Given exercise
From the entries below, extract every line that includes the word "name".

Data shown
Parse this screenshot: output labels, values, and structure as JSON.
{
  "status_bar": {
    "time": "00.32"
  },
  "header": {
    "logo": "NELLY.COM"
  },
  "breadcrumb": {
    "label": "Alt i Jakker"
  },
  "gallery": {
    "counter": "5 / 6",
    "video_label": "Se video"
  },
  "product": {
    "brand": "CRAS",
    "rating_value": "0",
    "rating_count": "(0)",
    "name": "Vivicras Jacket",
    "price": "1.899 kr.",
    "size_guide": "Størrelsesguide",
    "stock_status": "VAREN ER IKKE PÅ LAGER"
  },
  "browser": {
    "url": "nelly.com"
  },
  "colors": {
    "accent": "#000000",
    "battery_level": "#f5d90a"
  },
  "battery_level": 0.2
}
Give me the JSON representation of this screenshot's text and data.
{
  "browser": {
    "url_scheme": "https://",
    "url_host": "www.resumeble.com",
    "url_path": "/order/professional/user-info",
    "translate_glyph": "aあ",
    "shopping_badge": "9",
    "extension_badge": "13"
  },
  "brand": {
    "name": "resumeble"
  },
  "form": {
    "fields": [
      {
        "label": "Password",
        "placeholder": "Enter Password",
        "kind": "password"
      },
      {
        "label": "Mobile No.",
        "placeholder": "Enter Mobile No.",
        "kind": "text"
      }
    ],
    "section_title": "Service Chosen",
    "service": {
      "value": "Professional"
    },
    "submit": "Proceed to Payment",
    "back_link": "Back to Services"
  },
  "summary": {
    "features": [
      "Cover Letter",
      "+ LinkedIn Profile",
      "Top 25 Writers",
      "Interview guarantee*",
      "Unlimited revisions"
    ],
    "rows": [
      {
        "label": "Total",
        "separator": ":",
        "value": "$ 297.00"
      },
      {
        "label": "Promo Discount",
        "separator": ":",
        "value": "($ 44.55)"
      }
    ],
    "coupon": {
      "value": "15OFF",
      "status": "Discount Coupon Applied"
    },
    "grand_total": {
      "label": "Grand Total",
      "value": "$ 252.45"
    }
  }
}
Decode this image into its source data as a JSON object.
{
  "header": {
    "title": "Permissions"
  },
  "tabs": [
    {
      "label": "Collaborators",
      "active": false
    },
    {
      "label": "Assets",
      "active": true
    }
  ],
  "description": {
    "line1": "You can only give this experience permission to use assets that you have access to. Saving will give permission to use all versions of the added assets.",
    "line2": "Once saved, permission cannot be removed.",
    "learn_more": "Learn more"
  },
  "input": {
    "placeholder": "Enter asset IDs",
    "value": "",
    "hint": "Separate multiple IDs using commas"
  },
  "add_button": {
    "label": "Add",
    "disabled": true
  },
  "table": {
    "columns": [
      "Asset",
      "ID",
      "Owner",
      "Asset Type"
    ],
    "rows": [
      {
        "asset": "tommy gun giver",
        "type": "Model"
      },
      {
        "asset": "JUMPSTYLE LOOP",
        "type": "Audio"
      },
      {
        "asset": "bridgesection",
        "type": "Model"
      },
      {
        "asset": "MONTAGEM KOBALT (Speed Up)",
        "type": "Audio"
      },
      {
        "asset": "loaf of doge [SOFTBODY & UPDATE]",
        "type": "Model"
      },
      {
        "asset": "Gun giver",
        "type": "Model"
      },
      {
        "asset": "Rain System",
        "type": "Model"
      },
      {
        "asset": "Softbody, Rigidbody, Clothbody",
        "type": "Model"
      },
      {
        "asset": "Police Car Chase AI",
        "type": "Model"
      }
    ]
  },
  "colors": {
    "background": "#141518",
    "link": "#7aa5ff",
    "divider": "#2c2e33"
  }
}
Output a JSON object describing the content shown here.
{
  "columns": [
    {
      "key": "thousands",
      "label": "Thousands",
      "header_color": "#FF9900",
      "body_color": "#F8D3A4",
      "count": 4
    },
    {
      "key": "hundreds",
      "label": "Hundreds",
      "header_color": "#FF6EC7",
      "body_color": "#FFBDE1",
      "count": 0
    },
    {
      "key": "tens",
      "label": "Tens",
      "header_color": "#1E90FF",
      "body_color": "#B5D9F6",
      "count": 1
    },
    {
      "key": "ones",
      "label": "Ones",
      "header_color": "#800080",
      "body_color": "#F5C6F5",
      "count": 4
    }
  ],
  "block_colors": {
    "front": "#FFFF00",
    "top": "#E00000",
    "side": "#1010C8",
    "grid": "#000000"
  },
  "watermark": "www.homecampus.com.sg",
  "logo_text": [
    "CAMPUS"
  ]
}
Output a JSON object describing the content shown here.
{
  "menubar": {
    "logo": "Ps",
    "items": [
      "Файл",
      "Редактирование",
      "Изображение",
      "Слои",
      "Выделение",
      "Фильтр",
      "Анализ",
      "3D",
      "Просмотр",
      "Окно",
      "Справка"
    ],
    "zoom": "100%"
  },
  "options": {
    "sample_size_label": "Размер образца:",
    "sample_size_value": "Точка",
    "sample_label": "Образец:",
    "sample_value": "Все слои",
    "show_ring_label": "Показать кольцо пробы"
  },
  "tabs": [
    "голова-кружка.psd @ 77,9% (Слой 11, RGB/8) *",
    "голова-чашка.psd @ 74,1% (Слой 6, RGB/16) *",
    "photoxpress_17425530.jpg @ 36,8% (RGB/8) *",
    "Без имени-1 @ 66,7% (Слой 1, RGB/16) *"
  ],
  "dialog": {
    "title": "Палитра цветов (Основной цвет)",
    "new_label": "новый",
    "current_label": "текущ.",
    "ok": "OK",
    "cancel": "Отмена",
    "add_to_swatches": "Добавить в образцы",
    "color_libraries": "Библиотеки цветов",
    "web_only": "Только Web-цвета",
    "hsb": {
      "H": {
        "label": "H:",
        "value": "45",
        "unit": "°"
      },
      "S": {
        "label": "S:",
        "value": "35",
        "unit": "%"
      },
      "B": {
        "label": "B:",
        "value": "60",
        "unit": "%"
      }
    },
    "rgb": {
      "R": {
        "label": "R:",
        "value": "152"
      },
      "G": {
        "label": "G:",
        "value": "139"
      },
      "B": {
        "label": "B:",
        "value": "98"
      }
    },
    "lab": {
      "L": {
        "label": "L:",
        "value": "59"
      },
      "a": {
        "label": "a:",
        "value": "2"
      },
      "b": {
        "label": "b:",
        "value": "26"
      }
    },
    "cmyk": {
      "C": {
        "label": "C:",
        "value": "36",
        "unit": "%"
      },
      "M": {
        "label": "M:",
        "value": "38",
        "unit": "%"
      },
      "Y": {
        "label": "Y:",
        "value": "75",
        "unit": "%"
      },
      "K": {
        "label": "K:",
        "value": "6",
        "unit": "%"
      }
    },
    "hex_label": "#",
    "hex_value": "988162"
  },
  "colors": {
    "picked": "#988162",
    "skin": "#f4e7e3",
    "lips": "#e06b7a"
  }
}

Response for this exercise
    "name": "Vivicras Jacket",
    "name": "resumeble"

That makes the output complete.